##### Material shown #####

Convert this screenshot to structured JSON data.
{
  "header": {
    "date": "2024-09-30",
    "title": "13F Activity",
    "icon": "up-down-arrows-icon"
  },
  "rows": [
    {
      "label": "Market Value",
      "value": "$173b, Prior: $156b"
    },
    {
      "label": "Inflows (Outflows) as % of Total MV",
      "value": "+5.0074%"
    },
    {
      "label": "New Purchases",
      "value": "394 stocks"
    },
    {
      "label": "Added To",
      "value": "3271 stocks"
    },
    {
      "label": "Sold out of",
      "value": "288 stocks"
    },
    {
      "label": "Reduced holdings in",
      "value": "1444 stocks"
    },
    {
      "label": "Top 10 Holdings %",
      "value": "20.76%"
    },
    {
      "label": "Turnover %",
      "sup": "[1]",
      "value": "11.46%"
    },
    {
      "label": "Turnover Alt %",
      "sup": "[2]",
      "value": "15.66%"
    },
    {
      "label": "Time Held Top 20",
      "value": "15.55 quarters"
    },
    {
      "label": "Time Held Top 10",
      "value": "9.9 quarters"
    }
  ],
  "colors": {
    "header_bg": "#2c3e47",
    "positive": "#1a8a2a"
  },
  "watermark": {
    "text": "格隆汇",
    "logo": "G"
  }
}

#####
##### Material shown #####

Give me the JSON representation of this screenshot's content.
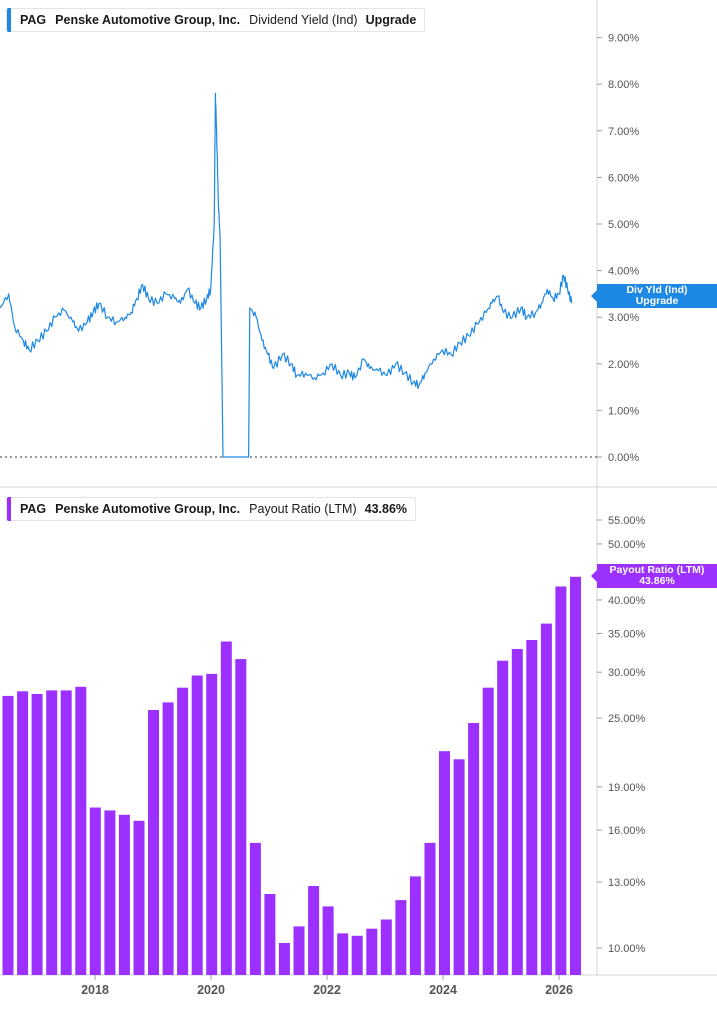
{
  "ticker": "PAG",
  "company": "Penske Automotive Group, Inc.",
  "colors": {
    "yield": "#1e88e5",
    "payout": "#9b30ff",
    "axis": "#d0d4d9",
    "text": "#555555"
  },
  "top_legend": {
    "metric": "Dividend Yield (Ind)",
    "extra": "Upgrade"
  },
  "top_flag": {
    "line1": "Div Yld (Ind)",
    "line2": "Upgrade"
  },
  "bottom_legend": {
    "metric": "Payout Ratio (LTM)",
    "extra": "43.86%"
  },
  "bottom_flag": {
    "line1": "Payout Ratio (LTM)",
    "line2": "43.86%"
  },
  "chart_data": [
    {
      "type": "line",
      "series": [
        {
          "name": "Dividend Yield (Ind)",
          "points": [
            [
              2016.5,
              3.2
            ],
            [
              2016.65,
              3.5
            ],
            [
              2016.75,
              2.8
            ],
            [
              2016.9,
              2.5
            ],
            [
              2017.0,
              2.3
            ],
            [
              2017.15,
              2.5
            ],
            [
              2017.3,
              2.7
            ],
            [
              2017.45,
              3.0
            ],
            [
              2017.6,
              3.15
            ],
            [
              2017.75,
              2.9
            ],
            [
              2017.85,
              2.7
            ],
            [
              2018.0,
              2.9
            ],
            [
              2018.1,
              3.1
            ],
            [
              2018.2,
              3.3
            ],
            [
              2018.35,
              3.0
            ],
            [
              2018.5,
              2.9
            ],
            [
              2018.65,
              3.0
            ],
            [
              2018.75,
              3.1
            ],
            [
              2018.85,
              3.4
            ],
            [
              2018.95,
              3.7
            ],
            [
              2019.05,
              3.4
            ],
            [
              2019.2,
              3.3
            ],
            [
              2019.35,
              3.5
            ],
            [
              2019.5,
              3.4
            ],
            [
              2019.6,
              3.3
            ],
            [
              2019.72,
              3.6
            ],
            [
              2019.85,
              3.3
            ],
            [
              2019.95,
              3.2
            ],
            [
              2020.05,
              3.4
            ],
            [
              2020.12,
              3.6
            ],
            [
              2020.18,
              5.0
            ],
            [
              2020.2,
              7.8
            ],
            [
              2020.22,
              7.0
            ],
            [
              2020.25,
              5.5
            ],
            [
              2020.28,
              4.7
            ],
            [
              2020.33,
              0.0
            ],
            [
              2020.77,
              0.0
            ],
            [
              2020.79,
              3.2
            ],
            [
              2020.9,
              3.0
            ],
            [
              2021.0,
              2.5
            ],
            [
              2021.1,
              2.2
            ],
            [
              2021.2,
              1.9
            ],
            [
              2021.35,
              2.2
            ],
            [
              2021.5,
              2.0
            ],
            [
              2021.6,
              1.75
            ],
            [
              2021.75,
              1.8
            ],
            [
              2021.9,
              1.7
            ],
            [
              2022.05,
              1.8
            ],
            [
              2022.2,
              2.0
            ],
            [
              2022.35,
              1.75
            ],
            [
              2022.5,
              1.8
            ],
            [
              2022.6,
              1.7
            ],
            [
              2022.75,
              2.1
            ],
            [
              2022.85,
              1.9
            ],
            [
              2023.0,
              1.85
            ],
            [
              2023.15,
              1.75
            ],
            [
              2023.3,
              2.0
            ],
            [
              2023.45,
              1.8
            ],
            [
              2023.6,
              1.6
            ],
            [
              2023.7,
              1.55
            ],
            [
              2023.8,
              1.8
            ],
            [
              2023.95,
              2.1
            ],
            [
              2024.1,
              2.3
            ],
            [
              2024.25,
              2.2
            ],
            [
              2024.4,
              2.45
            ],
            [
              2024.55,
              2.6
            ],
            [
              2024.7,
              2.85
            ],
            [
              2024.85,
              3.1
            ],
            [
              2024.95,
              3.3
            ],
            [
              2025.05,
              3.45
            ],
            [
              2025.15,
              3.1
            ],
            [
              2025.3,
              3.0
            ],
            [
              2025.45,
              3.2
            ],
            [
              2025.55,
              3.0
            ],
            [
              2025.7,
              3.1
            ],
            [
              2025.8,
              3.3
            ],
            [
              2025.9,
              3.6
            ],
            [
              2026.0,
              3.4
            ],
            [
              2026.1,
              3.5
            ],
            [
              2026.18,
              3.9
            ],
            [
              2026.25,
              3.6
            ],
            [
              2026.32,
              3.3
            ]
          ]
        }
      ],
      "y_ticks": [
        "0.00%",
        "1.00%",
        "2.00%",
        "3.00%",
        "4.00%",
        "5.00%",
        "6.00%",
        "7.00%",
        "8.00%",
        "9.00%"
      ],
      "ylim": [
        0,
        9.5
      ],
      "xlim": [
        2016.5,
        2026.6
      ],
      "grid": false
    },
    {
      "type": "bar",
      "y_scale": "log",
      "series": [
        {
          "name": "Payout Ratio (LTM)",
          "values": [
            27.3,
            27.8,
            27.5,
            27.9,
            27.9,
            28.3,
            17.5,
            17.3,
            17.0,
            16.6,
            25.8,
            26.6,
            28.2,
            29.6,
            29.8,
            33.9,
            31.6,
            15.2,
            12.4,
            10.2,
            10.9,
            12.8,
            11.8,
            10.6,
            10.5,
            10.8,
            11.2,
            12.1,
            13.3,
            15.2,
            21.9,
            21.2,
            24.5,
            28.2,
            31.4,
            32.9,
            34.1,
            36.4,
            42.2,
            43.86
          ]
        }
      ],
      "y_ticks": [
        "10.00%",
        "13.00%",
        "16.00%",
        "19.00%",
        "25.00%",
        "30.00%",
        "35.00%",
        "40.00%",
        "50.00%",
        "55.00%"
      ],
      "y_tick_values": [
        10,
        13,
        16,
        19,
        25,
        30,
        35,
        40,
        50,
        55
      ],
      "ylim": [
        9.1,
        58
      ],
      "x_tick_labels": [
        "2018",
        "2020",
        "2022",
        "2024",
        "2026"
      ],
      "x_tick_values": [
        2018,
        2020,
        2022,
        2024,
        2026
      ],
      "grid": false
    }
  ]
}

#####

▸ Problem description
Report how many lines in the listing include the word "Ratio". Give nothing but the count.

▸ Full output
3